*SHORT EXERCISE*: Gather each line of the entries below that includes "Flcosα".
===== INPUT ROWS
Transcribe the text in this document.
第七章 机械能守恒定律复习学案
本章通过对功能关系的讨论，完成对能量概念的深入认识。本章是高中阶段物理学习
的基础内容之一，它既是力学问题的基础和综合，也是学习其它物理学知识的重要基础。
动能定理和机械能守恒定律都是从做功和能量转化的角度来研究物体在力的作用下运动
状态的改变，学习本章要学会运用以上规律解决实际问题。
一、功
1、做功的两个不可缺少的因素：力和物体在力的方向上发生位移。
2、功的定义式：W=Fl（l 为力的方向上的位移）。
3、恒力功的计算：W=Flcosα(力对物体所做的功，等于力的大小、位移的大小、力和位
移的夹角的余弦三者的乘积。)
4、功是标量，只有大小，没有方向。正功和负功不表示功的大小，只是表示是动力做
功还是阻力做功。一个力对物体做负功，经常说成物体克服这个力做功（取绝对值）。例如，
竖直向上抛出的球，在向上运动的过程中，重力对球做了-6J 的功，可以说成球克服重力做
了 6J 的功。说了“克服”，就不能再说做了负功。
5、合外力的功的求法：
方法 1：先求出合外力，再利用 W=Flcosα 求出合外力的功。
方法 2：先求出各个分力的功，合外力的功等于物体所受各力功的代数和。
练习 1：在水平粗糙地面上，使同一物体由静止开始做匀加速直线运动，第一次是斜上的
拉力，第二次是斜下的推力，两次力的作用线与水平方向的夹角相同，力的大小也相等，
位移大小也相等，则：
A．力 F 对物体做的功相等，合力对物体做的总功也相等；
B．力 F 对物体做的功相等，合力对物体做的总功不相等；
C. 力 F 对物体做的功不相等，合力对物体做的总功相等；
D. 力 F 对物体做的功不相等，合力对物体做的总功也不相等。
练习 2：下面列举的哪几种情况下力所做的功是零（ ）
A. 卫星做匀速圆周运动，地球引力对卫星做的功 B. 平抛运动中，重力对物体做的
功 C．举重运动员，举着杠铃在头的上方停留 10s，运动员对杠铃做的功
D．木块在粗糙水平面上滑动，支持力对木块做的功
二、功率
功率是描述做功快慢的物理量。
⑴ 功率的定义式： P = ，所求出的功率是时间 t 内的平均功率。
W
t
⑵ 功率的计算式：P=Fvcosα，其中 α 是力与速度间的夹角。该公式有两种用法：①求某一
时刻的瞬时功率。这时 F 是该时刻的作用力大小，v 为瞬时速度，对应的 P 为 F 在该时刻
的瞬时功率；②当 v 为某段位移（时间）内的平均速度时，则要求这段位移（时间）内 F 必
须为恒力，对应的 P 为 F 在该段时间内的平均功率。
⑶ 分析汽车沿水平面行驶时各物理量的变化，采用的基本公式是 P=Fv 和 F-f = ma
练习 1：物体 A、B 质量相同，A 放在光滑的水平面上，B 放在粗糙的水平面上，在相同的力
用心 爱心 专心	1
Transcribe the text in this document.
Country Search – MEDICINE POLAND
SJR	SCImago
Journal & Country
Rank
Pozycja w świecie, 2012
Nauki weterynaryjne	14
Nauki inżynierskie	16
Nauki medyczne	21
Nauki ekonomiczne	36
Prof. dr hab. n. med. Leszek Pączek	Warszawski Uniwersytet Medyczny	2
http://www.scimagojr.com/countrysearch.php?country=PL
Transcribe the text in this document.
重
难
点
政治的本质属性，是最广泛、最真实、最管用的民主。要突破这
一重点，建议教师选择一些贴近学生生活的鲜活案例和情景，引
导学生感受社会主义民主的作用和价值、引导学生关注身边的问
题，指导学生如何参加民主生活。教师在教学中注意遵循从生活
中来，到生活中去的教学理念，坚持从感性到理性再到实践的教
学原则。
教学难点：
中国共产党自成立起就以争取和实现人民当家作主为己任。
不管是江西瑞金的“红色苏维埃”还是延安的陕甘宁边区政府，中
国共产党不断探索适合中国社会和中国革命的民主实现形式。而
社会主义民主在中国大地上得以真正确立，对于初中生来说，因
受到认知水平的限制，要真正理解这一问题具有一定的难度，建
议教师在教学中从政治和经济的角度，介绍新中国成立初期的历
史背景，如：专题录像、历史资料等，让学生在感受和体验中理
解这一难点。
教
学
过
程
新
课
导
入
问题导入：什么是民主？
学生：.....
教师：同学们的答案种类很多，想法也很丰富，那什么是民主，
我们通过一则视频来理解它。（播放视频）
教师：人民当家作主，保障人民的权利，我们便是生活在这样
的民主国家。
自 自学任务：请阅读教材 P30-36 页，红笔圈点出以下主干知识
==========
*COMPLETE RESPONSE*:
3、恒力功的计算：W=Flcosα(力对物体所做的功，等于力的大小、位移的大小、力和位
方法 1：先求出合外力，再利用 W=Flcosα 求出合外力的功。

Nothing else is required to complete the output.